### DATA SUPPLIED
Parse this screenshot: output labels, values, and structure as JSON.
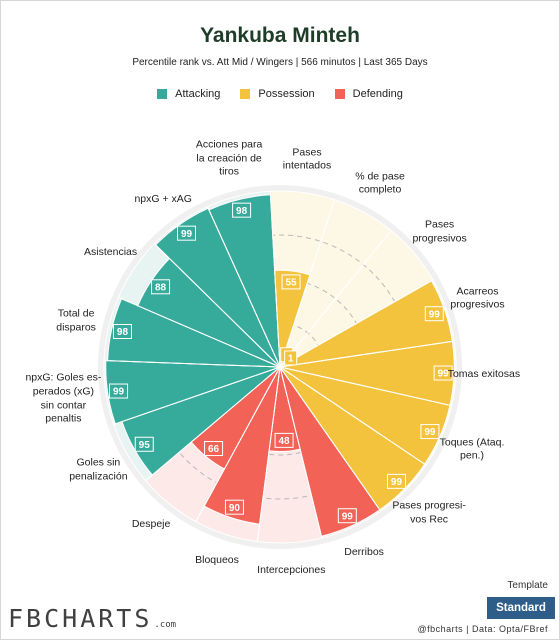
{
  "header": {
    "title": "Yankuba Minteh",
    "subtitle": "Percentile rank vs. Att Mid / Wingers | 566 minutos | Last 365 Days"
  },
  "legend": [
    {
      "label": "Attacking",
      "color": "#37ab9b"
    },
    {
      "label": "Possession",
      "color": "#f3c33e"
    },
    {
      "label": "Defending",
      "color": "#f26257"
    }
  ],
  "chart_data": {
    "type": "polar-bar",
    "rmax": 100,
    "metrics": [
      {
        "label": "Acciones para\nla creación de\ntiros",
        "value": 98,
        "category": "Attacking"
      },
      {
        "label": "Pases\nintentados",
        "value": 55,
        "category": "Possession"
      },
      {
        "label": "% de pase\ncompleto",
        "value": 5,
        "category": "Possession"
      },
      {
        "label": "Pases\nprogresivos",
        "value": 1,
        "category": "Possession"
      },
      {
        "label": "Acarreos\nprogresivos",
        "value": 99,
        "category": "Possession"
      },
      {
        "label": "Tomas exitosas",
        "value": 99,
        "category": "Possession"
      },
      {
        "label": "Toques (Ataq.\npen.)",
        "value": 99,
        "category": "Possession"
      },
      {
        "label": "Pases progresi-\nvos Rec",
        "value": 99,
        "category": "Possession"
      },
      {
        "label": "Derribos",
        "value": 99,
        "category": "Defending"
      },
      {
        "label": "Intercepciones",
        "value": 48,
        "category": "Defending"
      },
      {
        "label": "Bloqueos",
        "value": 90,
        "category": "Defending"
      },
      {
        "label": "Despeje",
        "value": 66,
        "category": "Defending"
      },
      {
        "label": "Goles sin\npenalización",
        "value": 95,
        "category": "Attacking"
      },
      {
        "label": "npxG: Goles es-\nperados (xG)\nsin contar\npenaltis",
        "value": 99,
        "category": "Attacking"
      },
      {
        "label": "Total de\ndisparos",
        "value": 98,
        "category": "Attacking"
      },
      {
        "label": "Asistencias",
        "value": 88,
        "category": "Attacking"
      },
      {
        "label": "npxG + xAG",
        "value": 99,
        "category": "Attacking"
      }
    ]
  },
  "footer": {
    "logo_text": "FBCHARTS",
    "logo_suffix": ".com",
    "template_label": "Template",
    "standard_button": "Standard",
    "credits": "@fbcharts | Data: Opta/FBref"
  }
}
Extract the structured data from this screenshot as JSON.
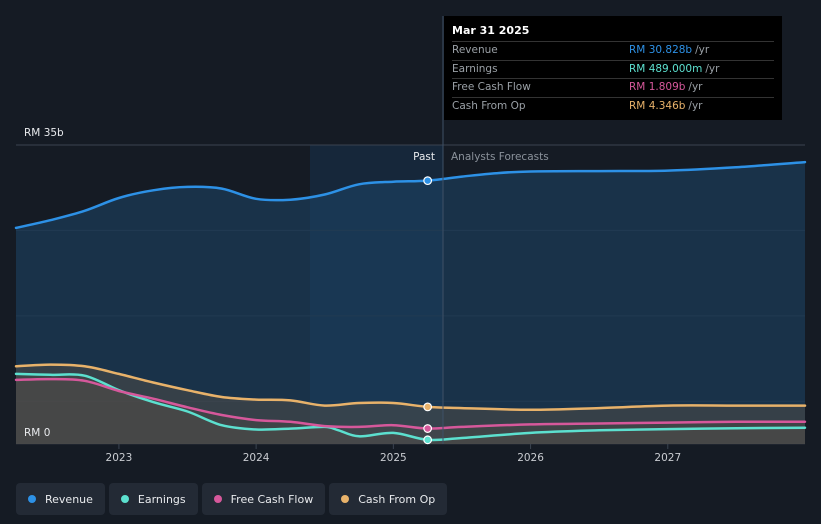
{
  "chart_data": {
    "type": "area",
    "y_axis": {
      "top_label": "RM 35b",
      "bottom_label": "RM 0",
      "ylim": [
        0,
        35
      ]
    },
    "x_axis": {
      "range": [
        2022.25,
        2028.0
      ],
      "ticks": [
        "2023",
        "2024",
        "2025",
        "2026",
        "2027"
      ],
      "tick_values": [
        2023,
        2024,
        2025,
        2026,
        2027
      ]
    },
    "divider": {
      "x": 2025.25,
      "past_label": "Past",
      "forecast_label": "Analysts Forecasts",
      "past_shade_from": 2024.25
    },
    "series": [
      {
        "name": "Revenue",
        "color": "#2d91e6",
        "points": [
          [
            2022.25,
            25.3
          ],
          [
            2022.5,
            26.2
          ],
          [
            2022.75,
            27.3
          ],
          [
            2023.0,
            28.8
          ],
          [
            2023.25,
            29.7
          ],
          [
            2023.5,
            30.1
          ],
          [
            2023.75,
            29.9
          ],
          [
            2024.0,
            28.7
          ],
          [
            2024.25,
            28.6
          ],
          [
            2024.5,
            29.2
          ],
          [
            2024.75,
            30.4
          ],
          [
            2025.0,
            30.7
          ],
          [
            2025.25,
            30.828
          ],
          [
            2025.5,
            31.3
          ],
          [
            2025.75,
            31.7
          ],
          [
            2026.0,
            31.9
          ],
          [
            2026.5,
            31.95
          ],
          [
            2027.0,
            32.0
          ],
          [
            2027.5,
            32.4
          ],
          [
            2028.0,
            33.0
          ]
        ]
      },
      {
        "name": "Earnings",
        "color": "#5ce0cf",
        "points": [
          [
            2022.25,
            8.2
          ],
          [
            2022.5,
            8.1
          ],
          [
            2022.75,
            8.0
          ],
          [
            2023.0,
            6.3
          ],
          [
            2023.25,
            4.9
          ],
          [
            2023.5,
            3.8
          ],
          [
            2023.75,
            2.2
          ],
          [
            2024.0,
            1.7
          ],
          [
            2024.25,
            1.8
          ],
          [
            2024.5,
            2.0
          ],
          [
            2024.6,
            1.6
          ],
          [
            2024.75,
            0.9
          ],
          [
            2025.0,
            1.3
          ],
          [
            2025.25,
            0.489
          ],
          [
            2025.5,
            0.7
          ],
          [
            2026.0,
            1.3
          ],
          [
            2026.5,
            1.6
          ],
          [
            2027.0,
            1.75
          ],
          [
            2027.5,
            1.85
          ],
          [
            2028.0,
            1.9
          ]
        ]
      },
      {
        "name": "Free Cash Flow",
        "color": "#d6589b",
        "points": [
          [
            2022.25,
            7.5
          ],
          [
            2022.5,
            7.6
          ],
          [
            2022.75,
            7.4
          ],
          [
            2023.0,
            6.2
          ],
          [
            2023.25,
            5.3
          ],
          [
            2023.5,
            4.3
          ],
          [
            2023.75,
            3.4
          ],
          [
            2024.0,
            2.8
          ],
          [
            2024.25,
            2.6
          ],
          [
            2024.5,
            2.1
          ],
          [
            2024.75,
            2.0
          ],
          [
            2025.0,
            2.2
          ],
          [
            2025.25,
            1.809
          ],
          [
            2025.5,
            2.0
          ],
          [
            2026.0,
            2.3
          ],
          [
            2026.5,
            2.4
          ],
          [
            2027.0,
            2.5
          ],
          [
            2027.5,
            2.6
          ],
          [
            2028.0,
            2.6
          ]
        ]
      },
      {
        "name": "Cash From Op",
        "color": "#e8b26a",
        "points": [
          [
            2022.25,
            9.1
          ],
          [
            2022.5,
            9.3
          ],
          [
            2022.75,
            9.1
          ],
          [
            2023.0,
            8.2
          ],
          [
            2023.25,
            7.2
          ],
          [
            2023.5,
            6.3
          ],
          [
            2023.75,
            5.5
          ],
          [
            2024.0,
            5.2
          ],
          [
            2024.25,
            5.1
          ],
          [
            2024.5,
            4.5
          ],
          [
            2024.75,
            4.8
          ],
          [
            2025.0,
            4.8
          ],
          [
            2025.25,
            4.346
          ],
          [
            2025.5,
            4.2
          ],
          [
            2026.0,
            4.0
          ],
          [
            2026.5,
            4.2
          ],
          [
            2027.0,
            4.5
          ],
          [
            2027.5,
            4.5
          ],
          [
            2028.0,
            4.5
          ]
        ]
      }
    ]
  },
  "tooltip": {
    "date": "Mar 31 2025",
    "rows": [
      {
        "label": "Revenue",
        "value": "RM 30.828b",
        "unit": "/yr",
        "color": "#2d91e6"
      },
      {
        "label": "Earnings",
        "value": "RM 489.000m",
        "unit": "/yr",
        "color": "#5ce0cf"
      },
      {
        "label": "Free Cash Flow",
        "value": "RM 1.809b",
        "unit": "/yr",
        "color": "#d6589b"
      },
      {
        "label": "Cash From Op",
        "value": "RM 4.346b",
        "unit": "/yr",
        "color": "#e8b26a"
      }
    ]
  },
  "legend": [
    {
      "label": "Revenue",
      "color": "#2d91e6"
    },
    {
      "label": "Earnings",
      "color": "#5ce0cf"
    },
    {
      "label": "Free Cash Flow",
      "color": "#d6589b"
    },
    {
      "label": "Cash From Op",
      "color": "#e8b26a"
    }
  ]
}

### SHORT EXERCISE
Copy out each line of the records that holds the string "name".

### RESPONSE TO THE EXERCISE
        "name": "Revenue",
        "name": "Earnings",
        "name": "Free Cash Flow",
        "name": "Cash From Op",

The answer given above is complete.